• [WHAT THIS TASK INVOLVES]: Pictures aside, write out the data exactly as it reads.
=== SUPPLIED MATERIAL ===
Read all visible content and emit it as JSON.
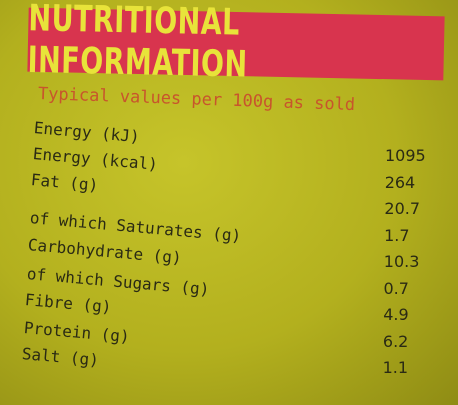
{
  "header": {
    "title": "NUTRITIONAL INFORMATION",
    "subtitle": "Typical values per 100g as sold"
  },
  "table": {
    "rows": [
      [
        "Energy (kJ)",
        "1095"
      ],
      [
        "Energy (kcal)",
        "264"
      ],
      [
        "Fat (g)",
        "20.7"
      ],
      [
        "of which Saturates (g)",
        "1.7"
      ],
      [
        "Carbohydrate (g)",
        "10.3"
      ],
      [
        "of which Sugars (g)",
        "0.7"
      ],
      [
        "Fibre (g)",
        "4.9"
      ],
      [
        "Protein (g)",
        "6.2"
      ],
      [
        "Salt (g)",
        "1.1"
      ]
    ]
  }
}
===
• [RESULT FOR THIS EXERCISE]:
Read all visible content and emit it as JSON.
{
  "header": {
    "title": "NUTRITIONAL INFORMATION",
    "subtitle": "Typical values per 100g as sold"
  },
  "table": {
    "rows": [
      [
        "Energy (kJ)",
        "1095"
      ],
      [
        "Energy (kcal)",
        "264"
      ],
      [
        "Fat (g)",
        "20.7"
      ],
      [
        "of which Saturates (g)",
        "1.7"
      ],
      [
        "Carbohydrate (g)",
        "10.3"
      ],
      [
        "of which Sugars (g)",
        "0.7"
      ],
      [
        "Fibre (g)",
        "4.9"
      ],
      [
        "Protein (g)",
        "6.2"
      ],
      [
        "Salt (g)",
        "1.1"
      ]
    ]
  }
}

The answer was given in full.